++++ Data lines ++++

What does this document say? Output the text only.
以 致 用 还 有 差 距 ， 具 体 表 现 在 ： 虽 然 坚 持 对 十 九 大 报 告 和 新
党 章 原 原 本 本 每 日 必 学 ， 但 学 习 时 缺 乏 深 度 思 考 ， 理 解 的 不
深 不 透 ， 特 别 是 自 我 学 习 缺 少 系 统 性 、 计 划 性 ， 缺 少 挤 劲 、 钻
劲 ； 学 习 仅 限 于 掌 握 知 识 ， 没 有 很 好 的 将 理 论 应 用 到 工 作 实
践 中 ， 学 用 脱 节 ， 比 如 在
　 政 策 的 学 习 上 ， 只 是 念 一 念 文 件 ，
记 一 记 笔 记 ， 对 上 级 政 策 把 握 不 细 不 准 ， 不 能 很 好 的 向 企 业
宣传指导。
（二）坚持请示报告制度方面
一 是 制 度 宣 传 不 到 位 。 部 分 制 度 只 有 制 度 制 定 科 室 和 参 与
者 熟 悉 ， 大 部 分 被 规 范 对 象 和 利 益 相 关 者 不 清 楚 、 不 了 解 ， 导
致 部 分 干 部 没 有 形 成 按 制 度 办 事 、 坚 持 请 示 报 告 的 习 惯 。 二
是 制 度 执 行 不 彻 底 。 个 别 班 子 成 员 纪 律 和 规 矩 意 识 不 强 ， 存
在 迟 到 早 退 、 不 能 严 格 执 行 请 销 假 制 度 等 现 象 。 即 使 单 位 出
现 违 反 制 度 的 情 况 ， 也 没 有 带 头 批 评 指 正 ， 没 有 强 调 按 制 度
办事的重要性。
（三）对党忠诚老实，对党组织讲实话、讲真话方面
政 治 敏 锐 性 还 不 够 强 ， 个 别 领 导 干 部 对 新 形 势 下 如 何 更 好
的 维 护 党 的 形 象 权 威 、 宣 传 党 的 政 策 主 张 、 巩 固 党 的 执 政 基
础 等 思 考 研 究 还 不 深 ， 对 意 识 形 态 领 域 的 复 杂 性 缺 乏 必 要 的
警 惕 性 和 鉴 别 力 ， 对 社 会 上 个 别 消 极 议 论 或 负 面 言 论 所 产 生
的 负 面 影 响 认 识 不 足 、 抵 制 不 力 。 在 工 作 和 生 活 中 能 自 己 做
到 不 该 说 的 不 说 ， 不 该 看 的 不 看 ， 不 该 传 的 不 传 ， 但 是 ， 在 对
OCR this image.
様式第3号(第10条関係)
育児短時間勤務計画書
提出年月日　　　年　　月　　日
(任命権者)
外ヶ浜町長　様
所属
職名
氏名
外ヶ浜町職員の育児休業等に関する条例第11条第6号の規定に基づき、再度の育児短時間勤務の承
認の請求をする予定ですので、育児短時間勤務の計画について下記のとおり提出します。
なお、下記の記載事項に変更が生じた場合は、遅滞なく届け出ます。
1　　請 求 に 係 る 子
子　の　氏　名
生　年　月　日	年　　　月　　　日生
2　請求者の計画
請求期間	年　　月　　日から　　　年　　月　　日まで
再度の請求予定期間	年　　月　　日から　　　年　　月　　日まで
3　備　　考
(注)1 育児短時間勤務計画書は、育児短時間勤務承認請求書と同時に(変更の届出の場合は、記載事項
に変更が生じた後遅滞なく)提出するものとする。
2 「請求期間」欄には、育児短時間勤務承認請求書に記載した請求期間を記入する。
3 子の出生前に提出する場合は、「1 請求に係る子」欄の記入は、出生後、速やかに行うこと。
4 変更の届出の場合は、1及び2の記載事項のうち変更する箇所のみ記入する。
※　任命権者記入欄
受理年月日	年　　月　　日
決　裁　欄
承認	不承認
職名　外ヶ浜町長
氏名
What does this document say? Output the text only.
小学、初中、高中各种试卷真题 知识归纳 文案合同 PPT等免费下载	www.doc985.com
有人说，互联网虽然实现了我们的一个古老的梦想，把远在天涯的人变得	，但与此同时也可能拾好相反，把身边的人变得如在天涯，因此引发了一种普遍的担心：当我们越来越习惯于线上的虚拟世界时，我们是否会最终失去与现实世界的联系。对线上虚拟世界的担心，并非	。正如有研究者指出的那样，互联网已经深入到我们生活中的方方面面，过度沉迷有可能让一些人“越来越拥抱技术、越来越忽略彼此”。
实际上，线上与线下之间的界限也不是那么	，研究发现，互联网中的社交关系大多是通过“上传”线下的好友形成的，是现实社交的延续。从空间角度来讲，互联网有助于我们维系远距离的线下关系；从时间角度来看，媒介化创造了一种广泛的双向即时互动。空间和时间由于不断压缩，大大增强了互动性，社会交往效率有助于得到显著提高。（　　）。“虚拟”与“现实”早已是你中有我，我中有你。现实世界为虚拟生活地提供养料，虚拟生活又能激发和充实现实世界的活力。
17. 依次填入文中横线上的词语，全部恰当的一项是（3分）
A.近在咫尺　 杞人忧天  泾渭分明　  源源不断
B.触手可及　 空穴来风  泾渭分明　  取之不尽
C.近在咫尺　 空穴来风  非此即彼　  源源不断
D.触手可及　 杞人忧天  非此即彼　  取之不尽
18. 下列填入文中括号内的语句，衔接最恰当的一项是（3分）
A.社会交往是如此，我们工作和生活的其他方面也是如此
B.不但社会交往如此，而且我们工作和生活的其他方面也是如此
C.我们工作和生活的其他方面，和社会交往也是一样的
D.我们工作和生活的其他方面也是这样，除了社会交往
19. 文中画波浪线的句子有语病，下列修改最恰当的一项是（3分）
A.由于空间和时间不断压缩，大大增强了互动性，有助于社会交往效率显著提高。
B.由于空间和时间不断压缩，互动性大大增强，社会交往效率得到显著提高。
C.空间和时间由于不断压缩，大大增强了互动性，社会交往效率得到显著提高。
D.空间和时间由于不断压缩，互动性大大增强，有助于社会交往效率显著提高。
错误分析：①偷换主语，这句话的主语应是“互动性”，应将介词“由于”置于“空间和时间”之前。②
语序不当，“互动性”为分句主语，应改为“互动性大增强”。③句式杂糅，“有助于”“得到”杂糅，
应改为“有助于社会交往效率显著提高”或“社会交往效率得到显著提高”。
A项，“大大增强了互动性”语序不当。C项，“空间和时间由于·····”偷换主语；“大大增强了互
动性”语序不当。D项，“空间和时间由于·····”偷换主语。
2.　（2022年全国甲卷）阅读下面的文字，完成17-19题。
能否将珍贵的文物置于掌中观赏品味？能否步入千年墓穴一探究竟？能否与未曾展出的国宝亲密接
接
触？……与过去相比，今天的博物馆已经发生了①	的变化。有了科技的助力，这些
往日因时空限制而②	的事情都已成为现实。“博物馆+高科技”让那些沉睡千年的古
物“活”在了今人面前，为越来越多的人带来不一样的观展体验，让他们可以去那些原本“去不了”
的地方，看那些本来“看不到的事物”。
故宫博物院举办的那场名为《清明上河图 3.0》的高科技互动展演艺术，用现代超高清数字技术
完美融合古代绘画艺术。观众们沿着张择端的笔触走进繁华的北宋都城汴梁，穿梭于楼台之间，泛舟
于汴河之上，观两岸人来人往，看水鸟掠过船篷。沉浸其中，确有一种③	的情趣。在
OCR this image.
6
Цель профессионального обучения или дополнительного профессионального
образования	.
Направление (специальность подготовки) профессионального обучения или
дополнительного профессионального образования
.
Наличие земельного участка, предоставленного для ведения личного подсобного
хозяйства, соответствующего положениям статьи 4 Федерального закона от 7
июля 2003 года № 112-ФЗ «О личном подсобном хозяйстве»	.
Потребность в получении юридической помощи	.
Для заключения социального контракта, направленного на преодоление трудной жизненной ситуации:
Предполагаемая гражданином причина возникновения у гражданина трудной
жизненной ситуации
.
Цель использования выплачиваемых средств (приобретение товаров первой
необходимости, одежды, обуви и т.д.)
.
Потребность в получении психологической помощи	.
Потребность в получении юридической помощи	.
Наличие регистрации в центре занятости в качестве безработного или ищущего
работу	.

++++

• **Required task**:
Go through the material and copy out every line with "近在咫尺" in it.

• **Finished task**:
A.近在咫尺　 杞人忧天  泾渭分明　  源源不断
C.近在咫尺　 空穴来风  非此即彼　  源源不断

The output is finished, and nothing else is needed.